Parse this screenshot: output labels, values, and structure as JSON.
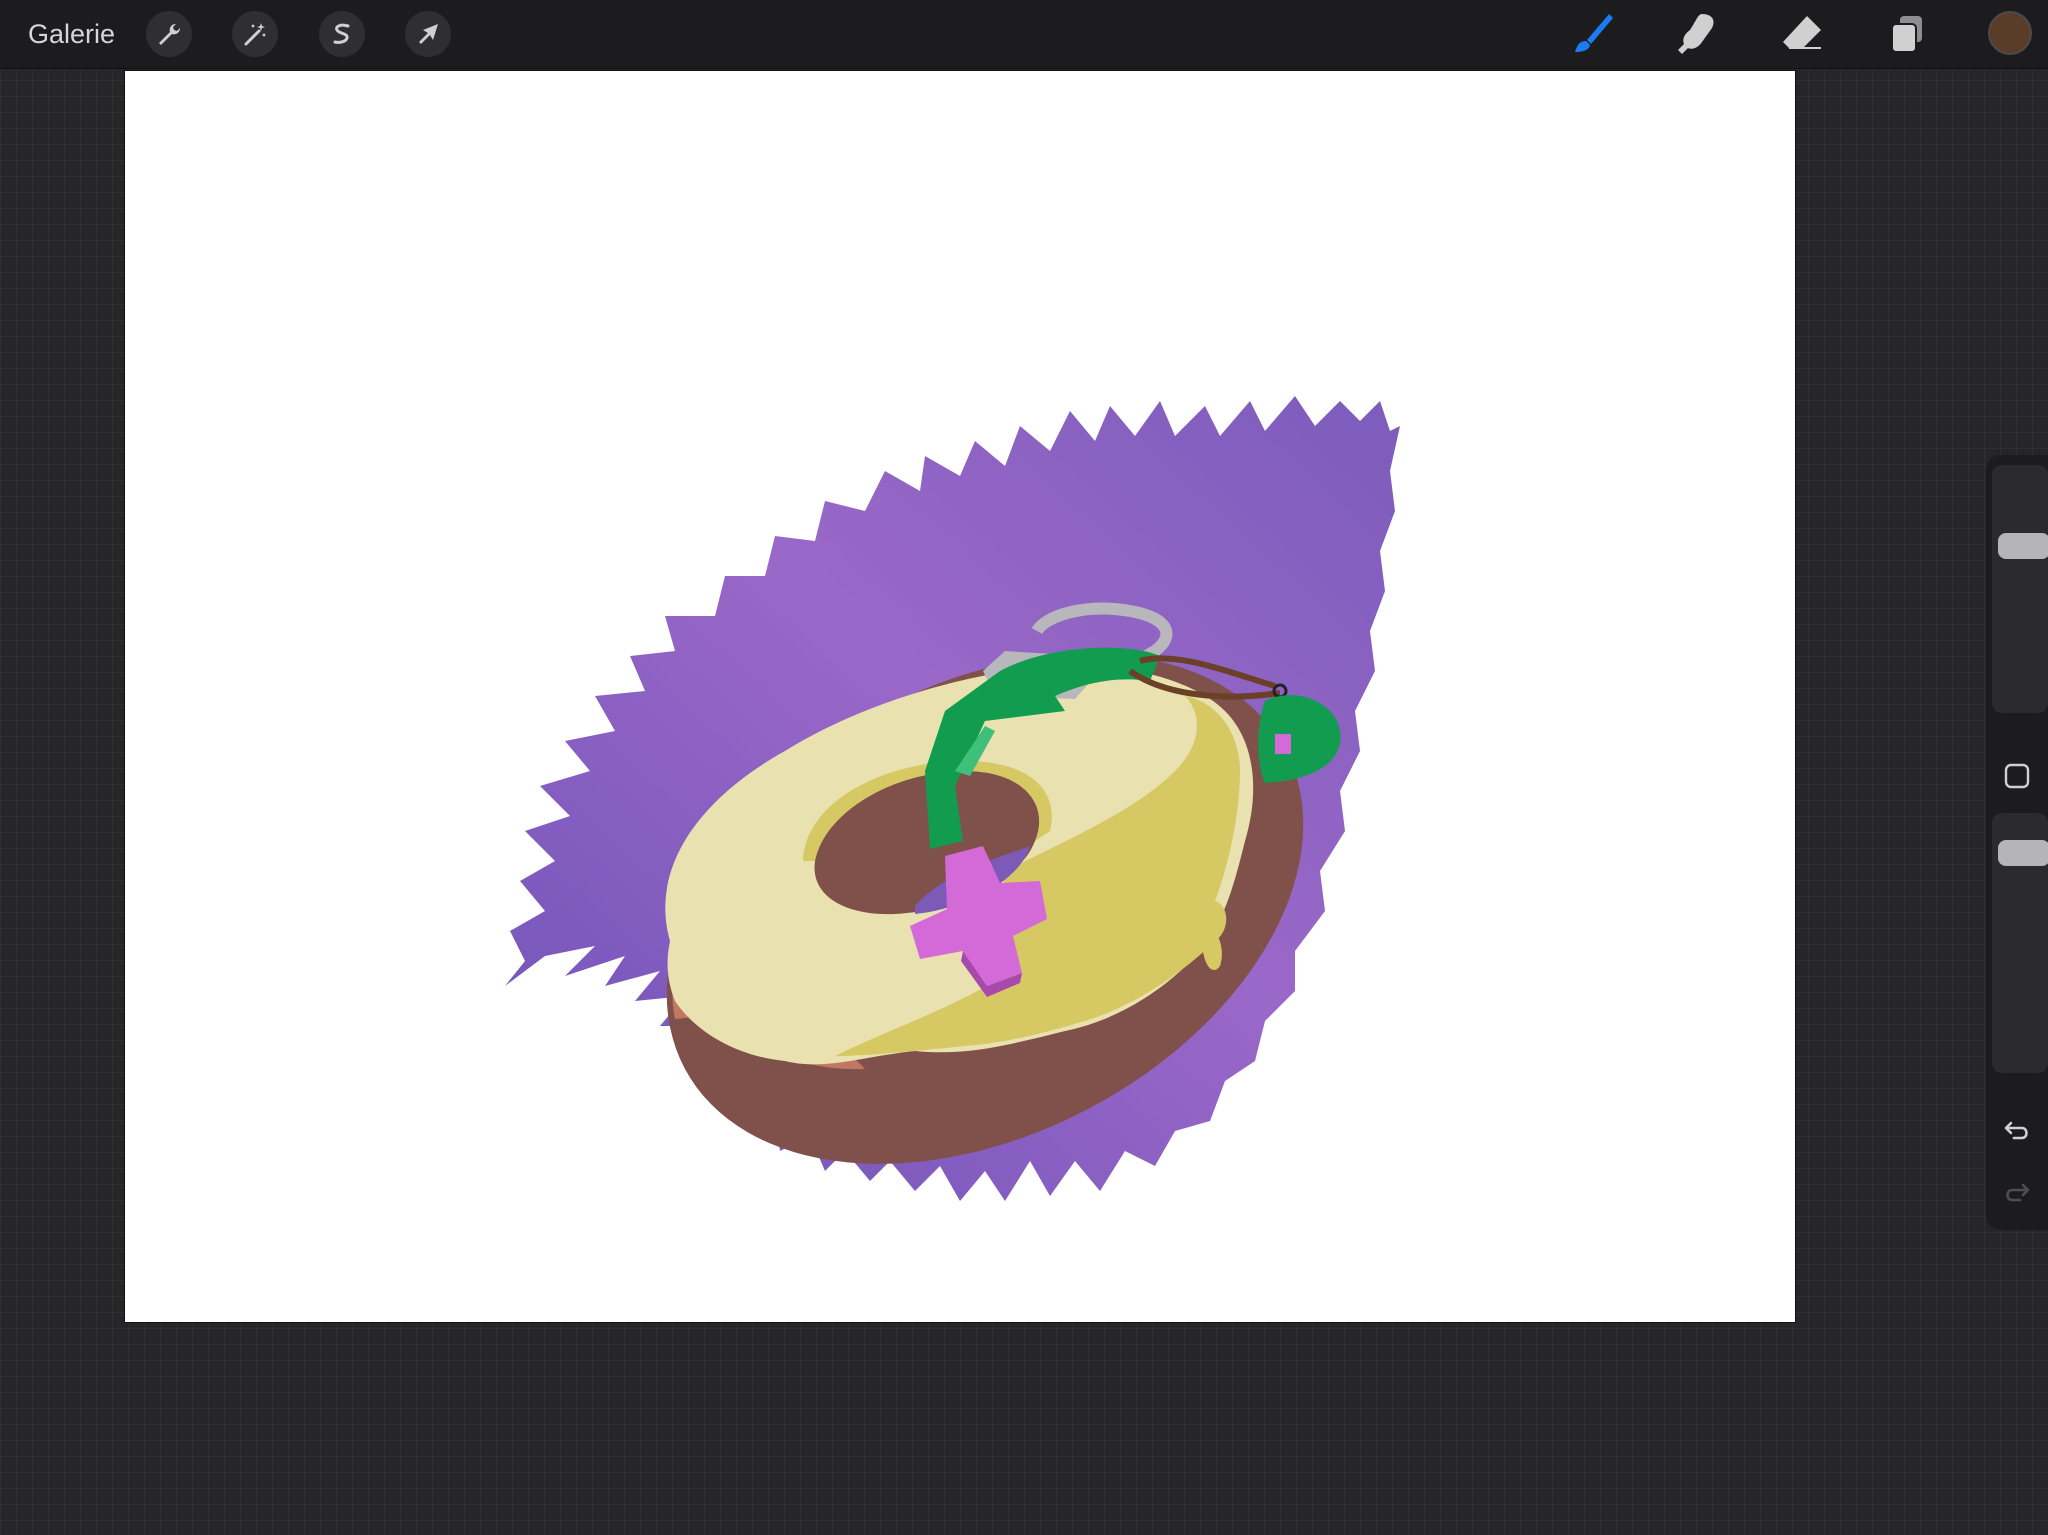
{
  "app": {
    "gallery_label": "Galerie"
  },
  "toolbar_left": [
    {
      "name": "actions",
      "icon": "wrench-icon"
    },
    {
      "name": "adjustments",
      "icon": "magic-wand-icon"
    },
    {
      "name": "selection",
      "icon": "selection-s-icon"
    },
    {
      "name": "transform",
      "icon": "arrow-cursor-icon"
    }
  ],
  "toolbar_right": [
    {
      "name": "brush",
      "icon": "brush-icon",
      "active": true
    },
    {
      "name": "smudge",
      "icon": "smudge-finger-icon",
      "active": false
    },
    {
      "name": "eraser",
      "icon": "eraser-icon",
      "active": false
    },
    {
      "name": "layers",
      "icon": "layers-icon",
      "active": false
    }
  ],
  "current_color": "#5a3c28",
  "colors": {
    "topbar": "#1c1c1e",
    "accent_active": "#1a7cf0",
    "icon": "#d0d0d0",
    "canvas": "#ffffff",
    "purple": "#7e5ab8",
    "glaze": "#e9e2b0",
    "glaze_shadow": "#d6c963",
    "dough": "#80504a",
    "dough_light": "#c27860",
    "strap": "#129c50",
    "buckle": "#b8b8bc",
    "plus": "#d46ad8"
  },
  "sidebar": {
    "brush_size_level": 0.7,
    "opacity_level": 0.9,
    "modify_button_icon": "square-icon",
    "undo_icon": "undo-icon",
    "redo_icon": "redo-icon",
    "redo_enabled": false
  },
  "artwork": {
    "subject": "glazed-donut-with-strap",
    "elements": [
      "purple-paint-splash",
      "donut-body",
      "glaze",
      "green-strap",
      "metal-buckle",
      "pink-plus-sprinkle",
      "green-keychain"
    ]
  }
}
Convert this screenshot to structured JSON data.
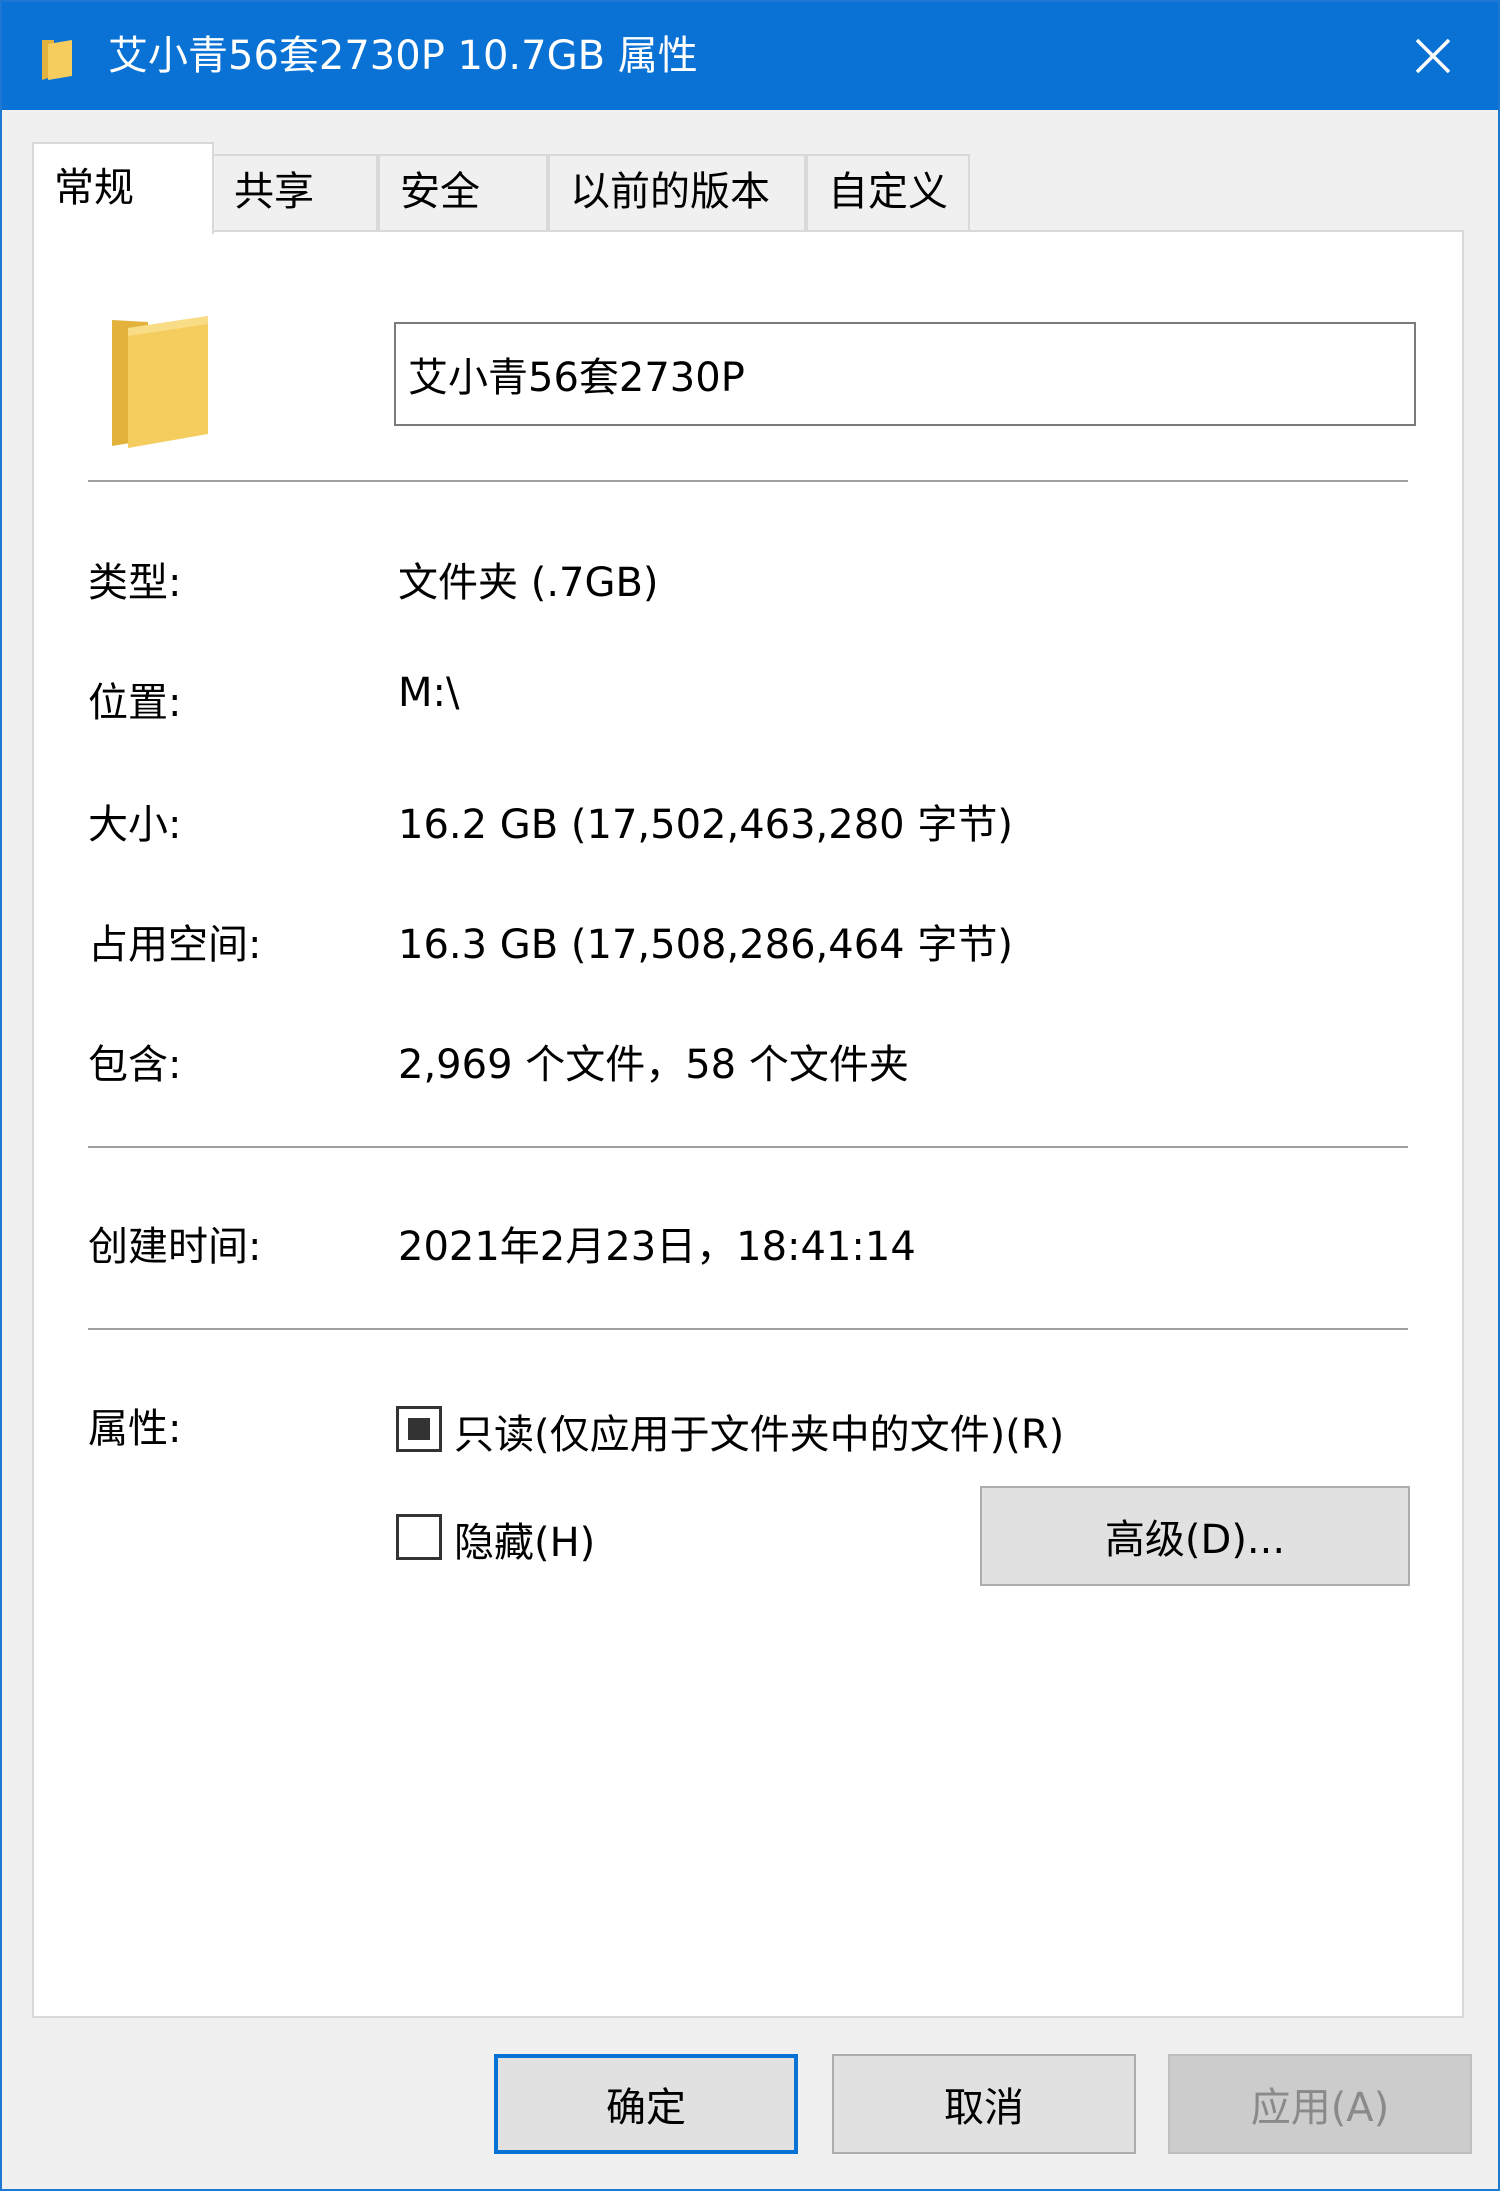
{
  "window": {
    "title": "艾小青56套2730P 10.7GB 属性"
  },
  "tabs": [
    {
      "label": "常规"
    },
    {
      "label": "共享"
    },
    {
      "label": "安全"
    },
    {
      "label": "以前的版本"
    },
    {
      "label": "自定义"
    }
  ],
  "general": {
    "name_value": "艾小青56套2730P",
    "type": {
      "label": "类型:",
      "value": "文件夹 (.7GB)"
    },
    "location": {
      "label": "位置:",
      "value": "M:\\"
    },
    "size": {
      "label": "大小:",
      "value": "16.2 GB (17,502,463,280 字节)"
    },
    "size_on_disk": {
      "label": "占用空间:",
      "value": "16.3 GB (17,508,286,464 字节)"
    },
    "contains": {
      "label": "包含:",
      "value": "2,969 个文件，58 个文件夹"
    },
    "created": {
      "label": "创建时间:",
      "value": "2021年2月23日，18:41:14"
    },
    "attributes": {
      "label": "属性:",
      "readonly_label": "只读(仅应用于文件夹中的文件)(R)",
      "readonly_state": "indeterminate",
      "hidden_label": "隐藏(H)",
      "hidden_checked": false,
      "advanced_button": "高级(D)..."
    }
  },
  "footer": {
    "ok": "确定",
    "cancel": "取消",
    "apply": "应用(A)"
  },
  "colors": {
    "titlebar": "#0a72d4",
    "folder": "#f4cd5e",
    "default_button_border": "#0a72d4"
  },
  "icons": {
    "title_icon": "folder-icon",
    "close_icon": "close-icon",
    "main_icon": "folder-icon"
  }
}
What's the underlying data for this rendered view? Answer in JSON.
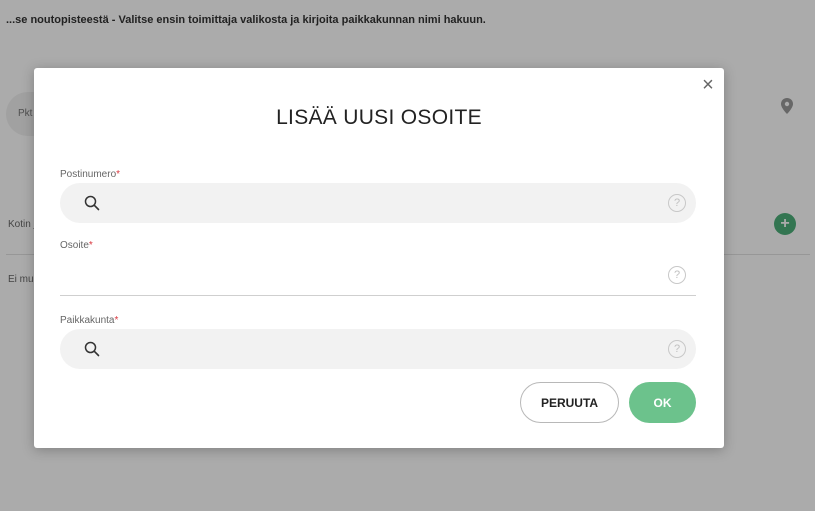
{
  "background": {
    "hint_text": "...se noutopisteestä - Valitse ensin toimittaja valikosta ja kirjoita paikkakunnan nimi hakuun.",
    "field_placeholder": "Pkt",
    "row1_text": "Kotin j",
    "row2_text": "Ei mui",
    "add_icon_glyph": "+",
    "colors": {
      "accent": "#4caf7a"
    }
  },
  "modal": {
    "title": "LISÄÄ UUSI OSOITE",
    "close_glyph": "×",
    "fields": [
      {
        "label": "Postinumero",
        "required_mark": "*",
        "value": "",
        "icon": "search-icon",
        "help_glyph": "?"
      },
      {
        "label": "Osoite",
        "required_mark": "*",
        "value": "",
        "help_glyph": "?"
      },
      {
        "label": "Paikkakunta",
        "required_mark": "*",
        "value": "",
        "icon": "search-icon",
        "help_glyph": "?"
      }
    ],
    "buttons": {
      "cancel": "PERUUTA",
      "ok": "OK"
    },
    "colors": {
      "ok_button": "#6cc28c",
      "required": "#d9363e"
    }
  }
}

**PROBLEM**
Omitting all images, print the listing exactly.

**WORKED SOLUTION**
Parse this screenshot: output labels, values, and structure as JSON.
{
  "app": {
    "gallery_label": "Galerie"
  },
  "toolbar_left": [
    {
      "name": "actions",
      "icon": "wrench-icon"
    },
    {
      "name": "adjustments",
      "icon": "magic-wand-icon"
    },
    {
      "name": "selection",
      "icon": "selection-s-icon"
    },
    {
      "name": "transform",
      "icon": "arrow-cursor-icon"
    }
  ],
  "toolbar_right": [
    {
      "name": "brush",
      "icon": "brush-icon",
      "active": true
    },
    {
      "name": "smudge",
      "icon": "smudge-finger-icon",
      "active": false
    },
    {
      "name": "eraser",
      "icon": "eraser-icon",
      "active": false
    },
    {
      "name": "layers",
      "icon": "layers-icon",
      "active": false
    }
  ],
  "current_color": "#5a3c28",
  "colors": {
    "topbar": "#1c1c1e",
    "accent_active": "#1a7cf0",
    "icon": "#d0d0d0",
    "canvas": "#ffffff",
    "purple": "#7e5ab8",
    "glaze": "#e9e2b0",
    "glaze_shadow": "#d6c963",
    "dough": "#80504a",
    "dough_light": "#c27860",
    "strap": "#129c50",
    "buckle": "#b8b8bc",
    "plus": "#d46ad8"
  },
  "sidebar": {
    "brush_size_level": 0.7,
    "opacity_level": 0.9,
    "modify_button_icon": "square-icon",
    "undo_icon": "undo-icon",
    "redo_icon": "redo-icon",
    "redo_enabled": false
  },
  "artwork": {
    "subject": "glazed-donut-with-strap",
    "elements": [
      "purple-paint-splash",
      "donut-body",
      "glaze",
      "green-strap",
      "metal-buckle",
      "pink-plus-sprinkle",
      "green-keychain"
    ]
  }
}
Convert this screenshot to structured JSON data.
{
  "window": {
    "title": "艾小青56套2730P 10.7GB 属性"
  },
  "tabs": [
    {
      "label": "常规"
    },
    {
      "label": "共享"
    },
    {
      "label": "安全"
    },
    {
      "label": "以前的版本"
    },
    {
      "label": "自定义"
    }
  ],
  "general": {
    "name_value": "艾小青56套2730P",
    "type": {
      "label": "类型:",
      "value": "文件夹 (.7GB)"
    },
    "location": {
      "label": "位置:",
      "value": "M:\\"
    },
    "size": {
      "label": "大小:",
      "value": "16.2 GB (17,502,463,280 字节)"
    },
    "size_on_disk": {
      "label": "占用空间:",
      "value": "16.3 GB (17,508,286,464 字节)"
    },
    "contains": {
      "label": "包含:",
      "value": "2,969 个文件，58 个文件夹"
    },
    "created": {
      "label": "创建时间:",
      "value": "2021年2月23日，18:41:14"
    },
    "attributes": {
      "label": "属性:",
      "readonly_label": "只读(仅应用于文件夹中的文件)(R)",
      "readonly_state": "indeterminate",
      "hidden_label": "隐藏(H)",
      "hidden_checked": false,
      "advanced_button": "高级(D)..."
    }
  },
  "footer": {
    "ok": "确定",
    "cancel": "取消",
    "apply": "应用(A)"
  },
  "colors": {
    "titlebar": "#0a72d4",
    "folder": "#f4cd5e",
    "default_button_border": "#0a72d4"
  },
  "icons": {
    "title_icon": "folder-icon",
    "close_icon": "close-icon",
    "main_icon": "folder-icon"
  }
}
What's the underlying data for this rendered view? Answer in JSON.
{
  "background": {
    "hint_text": "...se noutopisteestä - Valitse ensin toimittaja valikosta ja kirjoita paikkakunnan nimi hakuun.",
    "field_placeholder": "Pkt",
    "row1_text": "Kotin j",
    "row2_text": "Ei mui",
    "add_icon_glyph": "+",
    "colors": {
      "accent": "#4caf7a"
    }
  },
  "modal": {
    "title": "LISÄÄ UUSI OSOITE",
    "close_glyph": "×",
    "fields": [
      {
        "label": "Postinumero",
        "required_mark": "*",
        "value": "",
        "icon": "search-icon",
        "help_glyph": "?"
      },
      {
        "label": "Osoite",
        "required_mark": "*",
        "value": "",
        "help_glyph": "?"
      },
      {
        "label": "Paikkakunta",
        "required_mark": "*",
        "value": "",
        "icon": "search-icon",
        "help_glyph": "?"
      }
    ],
    "buttons": {
      "cancel": "PERUUTA",
      "ok": "OK"
    },
    "colors": {
      "ok_button": "#6cc28c",
      "required": "#d9363e"
    }
  }
}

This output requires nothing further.